* START Dataset entries *
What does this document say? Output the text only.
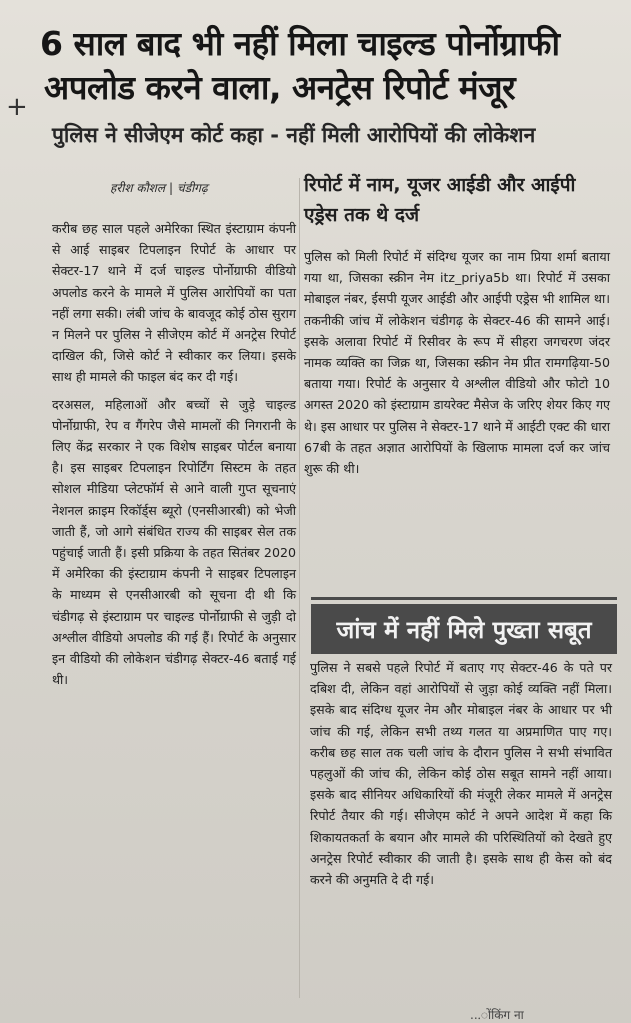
6 साल बाद भी नहीं मिला चाइल्ड पोर्नोग्राफी
अपलोड करने वाला, अनट्रेस रिपोर्ट मंजूर
+
पुलिस ने सीजेएम कोर्ट कहा - नहीं मिली आरोपियों की लोकेशन
हरीश कौशल | चंडीगढ़

करीब छह साल पहले अमेरिका स्थित इंस्टाग्राम कंपनी से आई साइबर टिपलाइन रिपोर्ट के आधार पर सेक्टर-17 थाने में दर्ज चाइल्ड पोर्नोग्राफी वीडियो अपलोड करने के मामले में पुलिस आरोपियों का पता नहीं लगा सकी। लंबी जांच के बावजूद कोई ठोस सुराग न मिलने पर पुलिस ने सीजेएम कोर्ट में अनट्रेस रिपोर्ट दाखिल की, जिसे कोर्ट ने स्वीकार कर लिया। इसके साथ ही मामले की फाइल बंद कर दी गई।

दरअसल, महिलाओं और बच्चों से जुड़े चाइल्ड पोर्नोग्राफी, रेप व गैंगरेप जैसे मामलों की निगरानी के लिए केंद्र सरकार ने एक विशेष साइबर पोर्टल बनाया है। इस साइबर टिपलाइन रिपोर्टिंग सिस्टम के तहत सोशल मीडिया प्लेटफॉर्म से आने वाली गुप्त सूचनाएं नेशनल क्राइम रिकॉर्ड्स ब्यूरो (एनसीआरबी) को भेजी जाती हैं, जो आगे संबंधित राज्य की साइबर सेल तक पहुंचाई जाती हैं। इसी प्रक्रिया के तहत सितंबर 2020 में अमेरिका की इंस्टाग्राम कंपनी ने साइबर टिपलाइन के माध्यम से एनसीआरबी को सूचना दी थी कि चंडीगढ़ से इंस्टाग्राम पर चाइल्ड पोर्नोग्राफी से जुड़ी दो अश्लील वीडियो अपलोड की गई हैं। रिपोर्ट के अनुसार इन वीडियो की लोकेशन चंडीगढ़ सेक्टर-46 बताई गई थी।

रिपोर्ट में नाम, यूजर आईडी और आईपी एड्रेस तक थे दर्ज

पुलिस को मिली रिपोर्ट में संदिग्ध यूजर का नाम प्रिया शर्मा बताया गया था, जिसका स्क्रीन नेम itz_priya5b था। रिपोर्ट में उसका मोबाइल नंबर, ईसपी यूजर आईडी और आईपी एड्रेस भी शामिल था। तकनीकी जांच में लोकेशन चंडीगढ़ के सेक्टर-46 की सामने आई। इसके अलावा रिपोर्ट में रिसीवर के रूप में सीहरा जगचरण जंदर नामक व्यक्ति का जिक्र था, जिसका स्क्रीन नेम प्रीत रामगढ़िया-50 बताया गया। रिपोर्ट के अनुसार ये अश्लील वीडियो और फोटो 10 अगस्त 2020 को इंस्टाग्राम डायरेक्ट मैसेज के जरिए शेयर किए गए थे। इस आधार पर पुलिस ने सेक्टर-17 थाने में आईटी एक्ट की धारा 67बी के तहत अज्ञात आरोपियों के खिलाफ मामला दर्ज कर जांच शुरू की थी।

जांच में नहीं मिले पुख्ता सबूत

पुलिस ने सबसे पहले रिपोर्ट में बताए गए सेक्टर-46 के पते पर दबिश दी, लेकिन वहां आरोपियों से जुड़ा कोई व्यक्ति नहीं मिला। इसके बाद संदिग्ध यूजर नेम और मोबाइल नंबर के आधार पर भी जांच की गई, लेकिन सभी तथ्य गलत या अप्रमाणित पाए गए। करीब छह साल तक चली जांच के दौरान पुलिस ने सभी संभावित पहलुओं की जांच की, लेकिन कोई ठोस सबूत सामने नहीं आया। इसके बाद सीनियर अधिकारियों की मंजूरी लेकर मामले में अनट्रेस रिपोर्ट तैयार की गई। सीजेएम कोर्ट ने अपने आदेश में कहा कि शिकायतकर्ता के बयान और मामले की परिस्थितियों को देखते हुए अनट्रेस रिपोर्ट स्वीकार की जाती है। इसके साथ ही केस को बंद करने की अनुमति दे दी गई।

...ोंकिंग ना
* END Dataset entries *
Quote the preceding records in their entirety, excluding every picture.

What does this document say? Output the text only.
6 साल बाद भी नहीं मिला चाइल्ड पोर्नोग्राफी
अपलोड करने वाला, अनट्रेस रिपोर्ट मंजूर
+
पुलिस ने सीजेएम कोर्ट कहा - नहीं मिली आरोपियों की लोकेशन
हरीश कौशल | चंडीगढ़

करीब छह साल पहले अमेरिका स्थित इंस्टाग्राम कंपनी से आई साइबर टिपलाइन रिपोर्ट के आधार पर सेक्टर-17 थाने में दर्ज चाइल्ड पोर्नोग्राफी वीडियो अपलोड करने के मामले में पुलिस आरोपियों का पता नहीं लगा सकी। लंबी जांच के बावजूद कोई ठोस सुराग न मिलने पर पुलिस ने सीजेएम कोर्ट में अनट्रेस रिपोर्ट दाखिल की, जिसे कोर्ट ने स्वीकार कर लिया। इसके साथ ही मामले की फाइल बंद कर दी गई।

दरअसल, महिलाओं और बच्चों से जुड़े चाइल्ड पोर्नोग्राफी, रेप व गैंगरेप जैसे मामलों की निगरानी के लिए केंद्र सरकार ने एक विशेष साइबर पोर्टल बनाया है। इस साइबर टिपलाइन रिपोर्टिंग सिस्टम के तहत सोशल मीडिया प्लेटफॉर्म से आने वाली गुप्त सूचनाएं नेशनल क्राइम रिकॉर्ड्स ब्यूरो (एनसीआरबी) को भेजी जाती हैं, जो आगे संबंधित राज्य की साइबर सेल तक पहुंचाई जाती हैं। इसी प्रक्रिया के तहत सितंबर 2020 में अमेरिका की इंस्टाग्राम कंपनी ने साइबर टिपलाइन के माध्यम से एनसीआरबी को सूचना दी थी कि चंडीगढ़ से इंस्टाग्राम पर चाइल्ड पोर्नोग्राफी से जुड़ी दो अश्लील वीडियो अपलोड की गई हैं। रिपोर्ट के अनुसार इन वीडियो की लोकेशन चंडीगढ़ सेक्टर-46 बताई गई थी।

रिपोर्ट में नाम, यूजर आईडी और आईपी एड्रेस तक थे दर्ज

पुलिस को मिली रिपोर्ट में संदिग्ध यूजर का नाम प्रिया शर्मा बताया गया था, जिसका स्क्रीन नेम itz_priya5b था। रिपोर्ट में उसका मोबाइल नंबर, ईसपी यूजर आईडी और आईपी एड्रेस भी शामिल था। तकनीकी जांच में लोकेशन चंडीगढ़ के सेक्टर-46 की सामने आई। इसके अलावा रिपोर्ट में रिसीवर के रूप में सीहरा जगचरण जंदर नामक व्यक्ति का जिक्र था, जिसका स्क्रीन नेम प्रीत रामगढ़िया-50 बताया गया। रिपोर्ट के अनुसार ये अश्लील वीडियो और फोटो 10 अगस्त 2020 को इंस्टाग्राम डायरेक्ट मैसेज के जरिए शेयर किए गए थे। इस आधार पर पुलिस ने सेक्टर-17 थाने में आईटी एक्ट की धारा 67बी के तहत अज्ञात आरोपियों के खिलाफ मामला दर्ज कर जांच शुरू की थी।

जांच में नहीं मिले पुख्ता सबूत

पुलिस ने सबसे पहले रिपोर्ट में बताए गए सेक्टर-46 के पते पर दबिश दी, लेकिन वहां आरोपियों से जुड़ा कोई व्यक्ति नहीं मिला। इसके बाद संदिग्ध यूजर नेम और मोबाइल नंबर के आधार पर भी जांच की गई, लेकिन सभी तथ्य गलत या अप्रमाणित पाए गए। करीब छह साल तक चली जांच के दौरान पुलिस ने सभी संभावित पहलुओं की जांच की, लेकिन कोई ठोस सबूत सामने नहीं आया। इसके बाद सीनियर अधिकारियों की मंजूरी लेकर मामले में अनट्रेस रिपोर्ट तैयार की गई। सीजेएम कोर्ट ने अपने आदेश में कहा कि शिकायतकर्ता के बयान और मामले की परिस्थितियों को देखते हुए अनट्रेस रिपोर्ट स्वीकार की जाती है। इसके साथ ही केस को बंद करने की अनुमति दे दी गई।

...ोंकिंग ना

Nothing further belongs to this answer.